(WHAT THE TASK ASKS)
What is needed here is an exact copy of every entry.

(MATERIAL FOR THIS EXERCISE)
——————————
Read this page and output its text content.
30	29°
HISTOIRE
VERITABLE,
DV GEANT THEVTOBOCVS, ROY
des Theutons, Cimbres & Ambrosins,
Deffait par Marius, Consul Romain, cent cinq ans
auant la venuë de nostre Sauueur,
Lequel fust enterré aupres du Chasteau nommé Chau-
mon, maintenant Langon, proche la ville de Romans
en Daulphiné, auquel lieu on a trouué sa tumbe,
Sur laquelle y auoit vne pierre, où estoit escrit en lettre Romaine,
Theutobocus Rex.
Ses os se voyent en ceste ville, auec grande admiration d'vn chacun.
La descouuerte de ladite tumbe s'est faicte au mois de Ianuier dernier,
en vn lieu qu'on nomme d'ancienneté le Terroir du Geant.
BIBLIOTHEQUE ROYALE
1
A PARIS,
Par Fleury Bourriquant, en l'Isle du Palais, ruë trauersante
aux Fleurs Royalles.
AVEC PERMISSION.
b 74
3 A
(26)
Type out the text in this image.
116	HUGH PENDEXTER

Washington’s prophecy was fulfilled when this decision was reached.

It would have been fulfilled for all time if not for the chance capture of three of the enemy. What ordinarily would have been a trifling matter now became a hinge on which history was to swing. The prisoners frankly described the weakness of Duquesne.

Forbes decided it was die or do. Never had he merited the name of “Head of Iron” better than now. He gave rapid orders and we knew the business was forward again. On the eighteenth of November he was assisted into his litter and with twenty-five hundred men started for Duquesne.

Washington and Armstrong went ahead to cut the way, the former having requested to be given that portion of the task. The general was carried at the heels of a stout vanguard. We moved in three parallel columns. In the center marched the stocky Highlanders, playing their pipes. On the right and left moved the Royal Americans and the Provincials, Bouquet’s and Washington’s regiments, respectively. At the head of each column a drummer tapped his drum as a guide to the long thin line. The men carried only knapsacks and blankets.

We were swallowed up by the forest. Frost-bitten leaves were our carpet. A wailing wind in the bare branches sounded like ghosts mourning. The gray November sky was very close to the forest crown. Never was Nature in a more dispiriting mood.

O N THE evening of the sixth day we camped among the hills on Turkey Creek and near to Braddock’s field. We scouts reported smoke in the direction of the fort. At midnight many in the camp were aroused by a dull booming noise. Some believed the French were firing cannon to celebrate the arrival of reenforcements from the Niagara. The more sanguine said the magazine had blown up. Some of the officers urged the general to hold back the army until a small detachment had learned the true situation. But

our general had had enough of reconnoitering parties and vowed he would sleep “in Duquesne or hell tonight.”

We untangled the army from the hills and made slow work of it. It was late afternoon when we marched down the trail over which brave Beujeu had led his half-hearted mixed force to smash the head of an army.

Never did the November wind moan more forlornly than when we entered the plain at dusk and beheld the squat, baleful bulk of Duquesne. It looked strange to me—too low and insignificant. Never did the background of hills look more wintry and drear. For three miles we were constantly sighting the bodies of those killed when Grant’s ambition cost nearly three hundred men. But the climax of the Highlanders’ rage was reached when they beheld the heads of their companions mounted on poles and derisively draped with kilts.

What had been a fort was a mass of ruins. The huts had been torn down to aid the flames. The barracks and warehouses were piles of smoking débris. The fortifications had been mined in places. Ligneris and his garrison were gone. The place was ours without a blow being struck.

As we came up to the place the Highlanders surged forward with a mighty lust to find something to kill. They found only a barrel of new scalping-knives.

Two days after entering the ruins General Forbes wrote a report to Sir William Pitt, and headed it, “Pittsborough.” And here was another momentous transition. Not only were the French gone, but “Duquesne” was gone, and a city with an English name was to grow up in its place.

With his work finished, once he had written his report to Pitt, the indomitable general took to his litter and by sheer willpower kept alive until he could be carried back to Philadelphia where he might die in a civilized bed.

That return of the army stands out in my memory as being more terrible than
——————————
(RESULT)
Read this page and output its text content.
30	29°
HISTOIRE
VERITABLE,
DV GEANT THEVTOBOCVS, ROY
des Theutons, Cimbres & Ambrosins,
Deffait par Marius, Consul Romain, cent cinq ans
auant la venuë de nostre Sauueur,
Lequel fust enterré aupres du Chasteau nommé Chau-
mon, maintenant Langon, proche la ville de Romans
en Daulphiné, auquel lieu on a trouué sa tumbe,
Sur laquelle y auoit vne pierre, où estoit escrit en lettre Romaine,
Theutobocus Rex.
Ses os se voyent en ceste ville, auec grande admiration d'vn chacun.
La descouuerte de ladite tumbe s'est faicte au mois de Ianuier dernier,
en vn lieu qu'on nomme d'ancienneté le Terroir du Geant.
BIBLIOTHEQUE ROYALE
1
A PARIS,
Par Fleury Bourriquant, en l'Isle du Palais, ruë trauersante
aux Fleurs Royalles.
AVEC PERMISSION.
b 74
3 A
(26)
Type out the text in this image.
116	HUGH PENDEXTER

Washington’s prophecy was fulfilled when this decision was reached.

It would have been fulfilled for all time if not for the chance capture of three of the enemy. What ordinarily would have been a trifling matter now became a hinge on which history was to swing. The prisoners frankly described the weakness of Duquesne.

Forbes decided it was die or do. Never had he merited the name of “Head of Iron” better than now. He gave rapid orders and we knew the business was forward again. On the eighteenth of November he was assisted into his litter and with twenty-five hundred men started for Duquesne.

Washington and Armstrong went ahead to cut the way, the former having requested to be given that portion of the task. The general was carried at the heels of a stout vanguard. We moved in three parallel columns. In the center marched the stocky Highlanders, playing their pipes. On the right and left moved the Royal Americans and the Provincials, Bouquet’s and Washington’s regiments, respectively. At the head of each column a drummer tapped his drum as a guide to the long thin line. The men carried only knapsacks and blankets.

We were swallowed up by the forest. Frost-bitten leaves were our carpet. A wailing wind in the bare branches sounded like ghosts mourning. The gray November sky was very close to the forest crown. Never was Nature in a more dispiriting mood.

O N THE evening of the sixth day we camped among the hills on Turkey Creek and near to Braddock’s field. We scouts reported smoke in the direction of the fort. At midnight many in the camp were aroused by a dull booming noise. Some believed the French were firing cannon to celebrate the arrival of reenforcements from the Niagara. The more sanguine said the magazine had blown up. Some of the officers urged the general to hold back the army until a small detachment had learned the true situation. But

our general had had enough of reconnoitering parties and vowed he would sleep “in Duquesne or hell tonight.”

We untangled the army from the hills and made slow work of it. It was late afternoon when we marched down the trail over which brave Beujeu had led his half-hearted mixed force to smash the head of an army.

Never did the November wind moan more forlornly than when we entered the plain at dusk and beheld the squat, baleful bulk of Duquesne. It looked strange to me—too low and insignificant. Never did the background of hills look more wintry and drear. For three miles we were constantly sighting the bodies of those killed when Grant’s ambition cost nearly three hundred men. But the climax of the Highlanders’ rage was reached when they beheld the heads of their companions mounted on poles and derisively draped with kilts.

What had been a fort was a mass of ruins. The huts had been torn down to aid the flames. The barracks and warehouses were piles of smoking débris. The fortifications had been mined in places. Ligneris and his garrison were gone. The place was ours without a blow being struck.

As we came up to the place the Highlanders surged forward with a mighty lust to find something to kill. They found only a barrel of new scalping-knives.

Two days after entering the ruins General Forbes wrote a report to Sir William Pitt, and headed it, “Pittsborough.” And here was another momentous transition. Not only were the French gone, but “Duquesne” was gone, and a city with an English name was to grow up in its place.

With his work finished, once he had written his report to Pitt, the indomitable general took to his litter and by sheer willpower kept alive until he could be carried back to Philadelphia where he might die in a civilized bed.

That return of the army stands out in my memory as being more terrible than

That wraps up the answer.